§ **Records to use**
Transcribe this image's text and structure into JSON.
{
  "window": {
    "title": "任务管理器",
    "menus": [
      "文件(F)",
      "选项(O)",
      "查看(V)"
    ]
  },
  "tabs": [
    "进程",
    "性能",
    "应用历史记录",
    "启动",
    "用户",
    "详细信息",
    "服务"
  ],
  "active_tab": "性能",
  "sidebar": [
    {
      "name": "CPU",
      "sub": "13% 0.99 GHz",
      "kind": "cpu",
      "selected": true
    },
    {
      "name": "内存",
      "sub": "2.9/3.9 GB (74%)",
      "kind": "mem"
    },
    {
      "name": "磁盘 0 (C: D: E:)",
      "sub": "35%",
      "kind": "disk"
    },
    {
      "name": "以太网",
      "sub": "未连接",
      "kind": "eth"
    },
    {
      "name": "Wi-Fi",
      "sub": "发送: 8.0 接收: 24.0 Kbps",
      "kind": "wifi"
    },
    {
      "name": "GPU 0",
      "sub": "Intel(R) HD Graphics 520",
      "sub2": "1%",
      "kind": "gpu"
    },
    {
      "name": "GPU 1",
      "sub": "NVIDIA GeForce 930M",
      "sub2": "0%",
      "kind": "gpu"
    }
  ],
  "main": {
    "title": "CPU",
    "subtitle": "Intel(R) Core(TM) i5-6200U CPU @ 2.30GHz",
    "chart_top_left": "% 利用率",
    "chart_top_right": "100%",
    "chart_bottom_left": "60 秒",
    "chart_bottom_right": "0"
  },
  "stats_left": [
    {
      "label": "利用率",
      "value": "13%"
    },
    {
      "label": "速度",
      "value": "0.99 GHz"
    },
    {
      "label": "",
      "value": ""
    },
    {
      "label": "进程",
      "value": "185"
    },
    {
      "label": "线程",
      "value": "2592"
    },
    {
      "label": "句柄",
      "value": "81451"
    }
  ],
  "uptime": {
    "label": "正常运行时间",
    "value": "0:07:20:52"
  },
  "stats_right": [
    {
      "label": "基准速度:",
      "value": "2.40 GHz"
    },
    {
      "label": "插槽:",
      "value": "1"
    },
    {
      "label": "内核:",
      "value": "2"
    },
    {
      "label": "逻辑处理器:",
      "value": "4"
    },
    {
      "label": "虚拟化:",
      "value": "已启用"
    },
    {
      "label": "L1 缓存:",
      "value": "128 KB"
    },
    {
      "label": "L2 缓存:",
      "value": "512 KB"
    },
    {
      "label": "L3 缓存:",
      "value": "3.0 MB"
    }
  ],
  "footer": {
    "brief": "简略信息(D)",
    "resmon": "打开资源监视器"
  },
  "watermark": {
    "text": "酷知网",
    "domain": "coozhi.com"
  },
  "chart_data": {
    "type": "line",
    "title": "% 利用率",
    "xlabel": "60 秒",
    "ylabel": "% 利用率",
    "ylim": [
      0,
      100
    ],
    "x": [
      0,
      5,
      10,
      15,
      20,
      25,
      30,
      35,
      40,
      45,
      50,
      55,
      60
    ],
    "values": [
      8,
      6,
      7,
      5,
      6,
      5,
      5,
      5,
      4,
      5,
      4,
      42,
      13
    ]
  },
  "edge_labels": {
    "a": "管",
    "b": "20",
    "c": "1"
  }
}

§ **The task**
Extract each line of the material exactly as it stands.

§ **Solution to the exercise**
Transcribe this image's text and structure into JSON.
{
  "window": {
    "title": "任务管理器",
    "menus": [
      "文件(F)",
      "选项(O)",
      "查看(V)"
    ]
  },
  "tabs": [
    "进程",
    "性能",
    "应用历史记录",
    "启动",
    "用户",
    "详细信息",
    "服务"
  ],
  "active_tab": "性能",
  "sidebar": [
    {
      "name": "CPU",
      "sub": "13% 0.99 GHz",
      "kind": "cpu",
      "selected": true
    },
    {
      "name": "内存",
      "sub": "2.9/3.9 GB (74%)",
      "kind": "mem"
    },
    {
      "name": "磁盘 0 (C: D: E:)",
      "sub": "35%",
      "kind": "disk"
    },
    {
      "name": "以太网",
      "sub": "未连接",
      "kind": "eth"
    },
    {
      "name": "Wi-Fi",
      "sub": "发送: 8.0 接收: 24.0 Kbps",
      "kind": "wifi"
    },
    {
      "name": "GPU 0",
      "sub": "Intel(R) HD Graphics 520",
      "sub2": "1%",
      "kind": "gpu"
    },
    {
      "name": "GPU 1",
      "sub": "NVIDIA GeForce 930M",
      "sub2": "0%",
      "kind": "gpu"
    }
  ],
  "main": {
    "title": "CPU",
    "subtitle": "Intel(R) Core(TM) i5-6200U CPU @ 2.30GHz",
    "chart_top_left": "% 利用率",
    "chart_top_right": "100%",
    "chart_bottom_left": "60 秒",
    "chart_bottom_right": "0"
  },
  "stats_left": [
    {
      "label": "利用率",
      "value": "13%"
    },
    {
      "label": "速度",
      "value": "0.99 GHz"
    },
    {
      "label": "",
      "value": ""
    },
    {
      "label": "进程",
      "value": "185"
    },
    {
      "label": "线程",
      "value": "2592"
    },
    {
      "label": "句柄",
      "value": "81451"
    }
  ],
  "uptime": {
    "label": "正常运行时间",
    "value": "0:07:20:52"
  },
  "stats_right": [
    {
      "label": "基准速度:",
      "value": "2.40 GHz"
    },
    {
      "label": "插槽:",
      "value": "1"
    },
    {
      "label": "内核:",
      "value": "2"
    },
    {
      "label": "逻辑处理器:",
      "value": "4"
    },
    {
      "label": "虚拟化:",
      "value": "已启用"
    },
    {
      "label": "L1 缓存:",
      "value": "128 KB"
    },
    {
      "label": "L2 缓存:",
      "value": "512 KB"
    },
    {
      "label": "L3 缓存:",
      "value": "3.0 MB"
    }
  ],
  "footer": {
    "brief": "简略信息(D)",
    "resmon": "打开资源监视器"
  },
  "watermark": {
    "text": "酷知网",
    "domain": "coozhi.com"
  },
  "chart_data": {
    "type": "line",
    "title": "% 利用率",
    "xlabel": "60 秒",
    "ylabel": "% 利用率",
    "ylim": [
      0,
      100
    ],
    "x": [
      0,
      5,
      10,
      15,
      20,
      25,
      30,
      35,
      40,
      45,
      50,
      55,
      60
    ],
    "values": [
      8,
      6,
      7,
      5,
      6,
      5,
      5,
      5,
      4,
      5,
      4,
      42,
      13
    ]
  },
  "edge_labels": {
    "a": "管",
    "b": "20",
    "c": "1"
  }
}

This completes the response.